━━━ Raw data ━━━

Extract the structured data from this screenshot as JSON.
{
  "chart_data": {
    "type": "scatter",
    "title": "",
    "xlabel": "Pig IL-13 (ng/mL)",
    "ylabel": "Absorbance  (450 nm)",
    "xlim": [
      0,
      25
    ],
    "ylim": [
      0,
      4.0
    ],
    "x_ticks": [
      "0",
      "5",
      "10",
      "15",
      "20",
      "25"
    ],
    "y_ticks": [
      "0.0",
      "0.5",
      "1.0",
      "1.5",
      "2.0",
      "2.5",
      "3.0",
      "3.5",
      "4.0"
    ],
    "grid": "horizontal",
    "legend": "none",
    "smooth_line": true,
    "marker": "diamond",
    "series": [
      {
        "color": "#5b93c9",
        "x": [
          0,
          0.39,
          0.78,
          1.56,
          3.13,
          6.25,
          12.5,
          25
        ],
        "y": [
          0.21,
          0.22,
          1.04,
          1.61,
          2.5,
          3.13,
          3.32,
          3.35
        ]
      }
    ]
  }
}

━━━

**Task requirements:**
Extract all of the data shown above and repeat it verbatim.

**Result below:**
Extract the structured data from this screenshot as JSON.
{
  "chart_data": {
    "type": "scatter",
    "title": "",
    "xlabel": "Pig IL-13 (ng/mL)",
    "ylabel": "Absorbance  (450 nm)",
    "xlim": [
      0,
      25
    ],
    "ylim": [
      0,
      4.0
    ],
    "x_ticks": [
      "0",
      "5",
      "10",
      "15",
      "20",
      "25"
    ],
    "y_ticks": [
      "0.0",
      "0.5",
      "1.0",
      "1.5",
      "2.0",
      "2.5",
      "3.0",
      "3.5",
      "4.0"
    ],
    "grid": "horizontal",
    "legend": "none",
    "smooth_line": true,
    "marker": "diamond",
    "series": [
      {
        "color": "#5b93c9",
        "x": [
          0,
          0.39,
          0.78,
          1.56,
          3.13,
          6.25,
          12.5,
          25
        ],
        "y": [
          0.21,
          0.22,
          1.04,
          1.61,
          2.5,
          3.13,
          3.32,
          3.35
        ]
      }
    ]
  }
}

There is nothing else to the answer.